> **Exercise objective**
Word for word, print each line of the listing below; pictures stay out.

> **Extracted information**
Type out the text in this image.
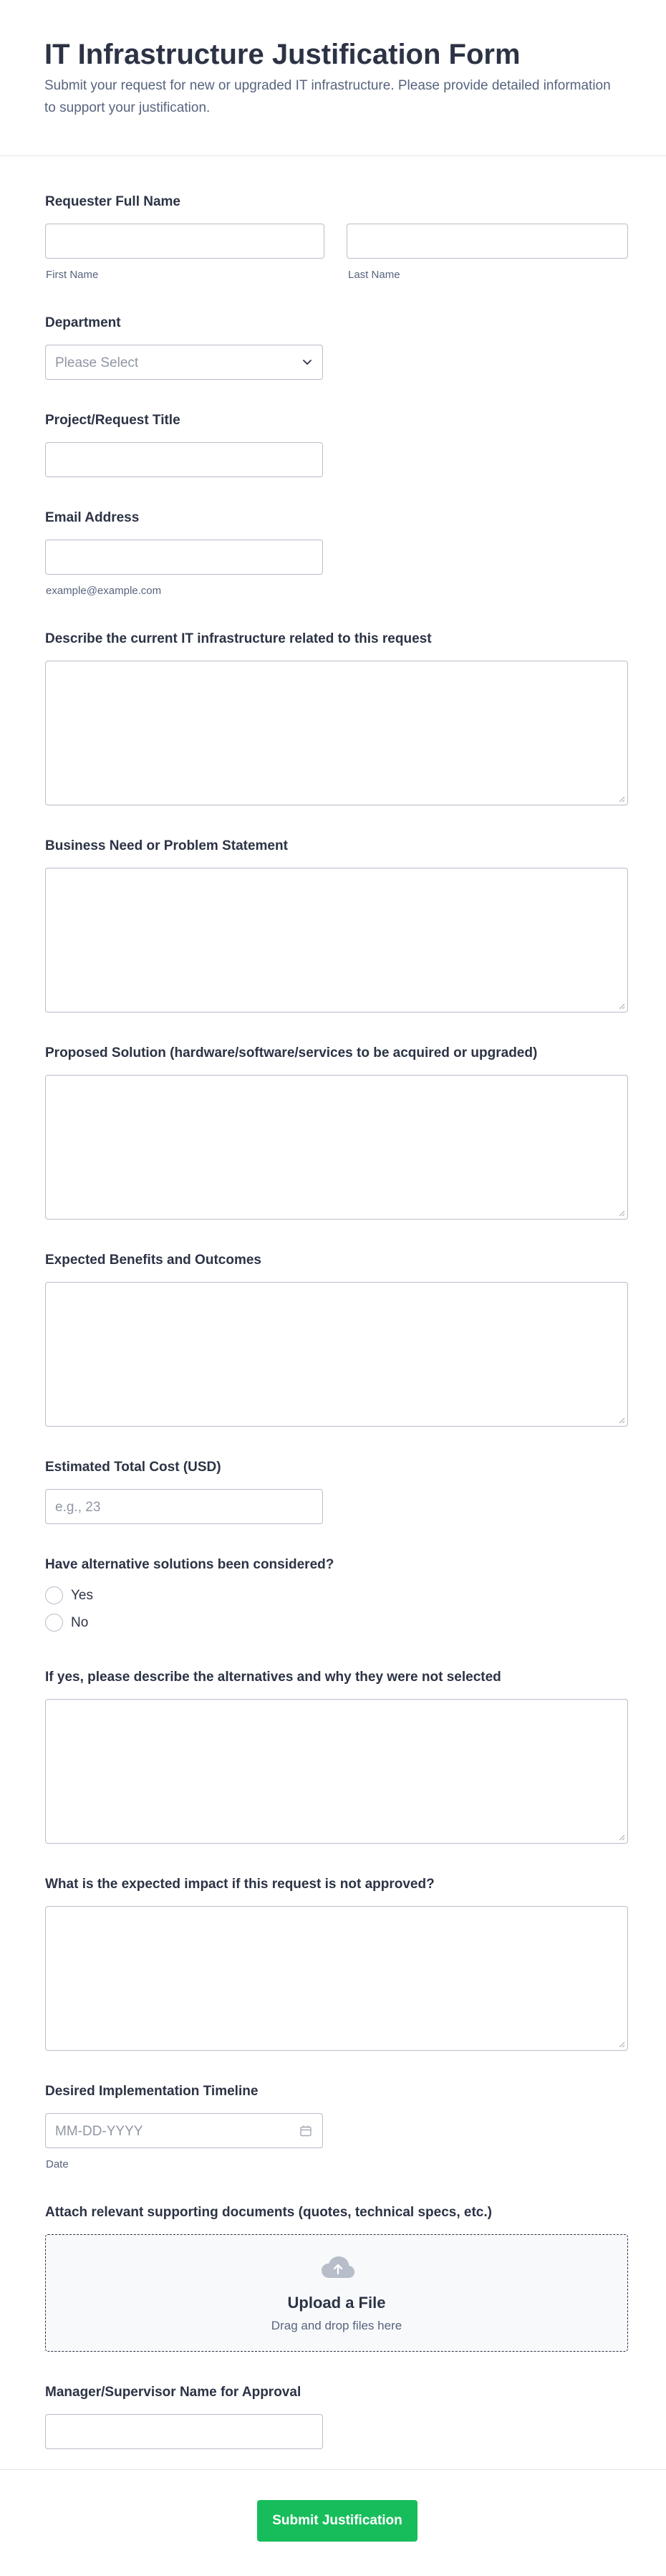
IT Infrastructure Justification Form

Submit your request for new or upgraded IT infrastructure. Please provide detailed information to support your justification.

Requester Full Name
First Name	Last Name
Department
Please Select
Project/Request Title
Email Address
example@example.com
Describe the current IT infrastructure related to this request
Business Need or Problem Statement
Proposed Solution (hardware/software/services to be acquired or upgraded)
Expected Benefits and Outcomes
Estimated Total Cost (USD)
e.g., 23
Have alternative solutions been considered?
Yes
No
If yes, please describe the alternatives and why they were not selected
What is the expected impact if this request is not approved?
Desired Implementation Timeline
MM-DD-YYYY
Date
Attach relevant supporting documents (quotes, technical specs, etc.)
Upload a File
Drag and drop files here
Manager/Supervisor Name for Approval
Submit Justification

> **Answer to the problem**
Type out the text in this image.
IT Infrastructure Justification Form

Submit your request for new or upgraded IT infrastructure. Please provide detailed information to support your justification.

Requester Full Name
First Name	Last Name
Department
Please Select
Project/Request Title
Email Address
example@example.com
Describe the current IT infrastructure related to this request
Business Need or Problem Statement
Proposed Solution (hardware/software/services to be acquired or upgraded)
Expected Benefits and Outcomes
Estimated Total Cost (USD)
e.g., 23
Have alternative solutions been considered?
Yes
No
If yes, please describe the alternatives and why they were not selected
What is the expected impact if this request is not approved?
Desired Implementation Timeline
MM-DD-YYYY
Date
Attach relevant supporting documents (quotes, technical specs, etc.)
Upload a File
Drag and drop files here
Manager/Supervisor Name for Approval
Submit Justification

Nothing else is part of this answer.